**Provided material:**
====
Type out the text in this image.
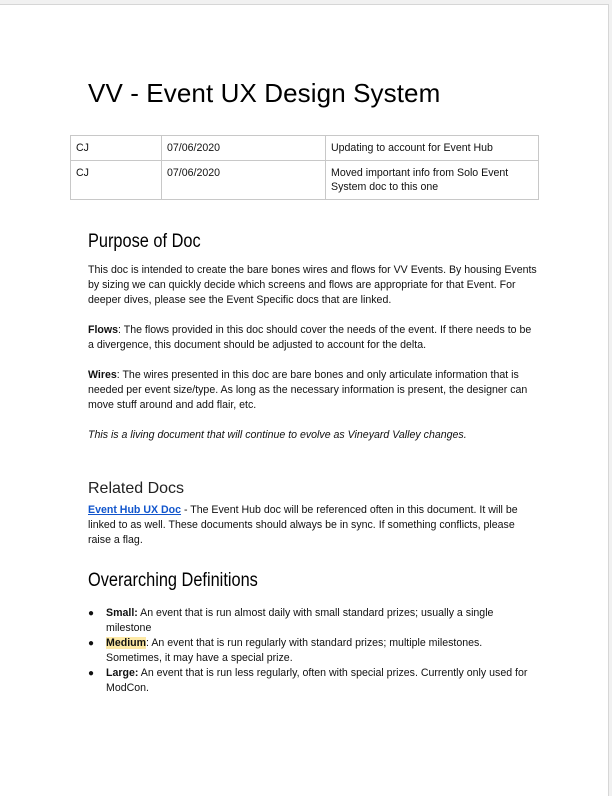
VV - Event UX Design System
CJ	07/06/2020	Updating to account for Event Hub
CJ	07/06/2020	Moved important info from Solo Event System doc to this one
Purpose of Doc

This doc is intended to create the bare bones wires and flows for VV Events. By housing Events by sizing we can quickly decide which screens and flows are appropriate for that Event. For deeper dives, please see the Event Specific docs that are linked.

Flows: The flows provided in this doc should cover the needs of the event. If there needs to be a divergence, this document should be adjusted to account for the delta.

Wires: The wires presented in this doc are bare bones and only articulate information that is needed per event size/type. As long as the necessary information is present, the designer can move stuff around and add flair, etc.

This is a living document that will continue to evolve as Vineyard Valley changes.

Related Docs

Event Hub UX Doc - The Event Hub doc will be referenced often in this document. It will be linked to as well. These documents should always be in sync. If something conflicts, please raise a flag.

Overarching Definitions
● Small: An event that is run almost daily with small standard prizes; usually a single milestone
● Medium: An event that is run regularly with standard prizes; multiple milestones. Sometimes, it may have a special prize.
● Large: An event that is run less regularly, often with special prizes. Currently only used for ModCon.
====
Your task is to list each line of the records with the word "System".

**Result of the task:**
VV - Event UX Design System
CJ	07/06/2020	Moved important info from Solo Event System doc to this one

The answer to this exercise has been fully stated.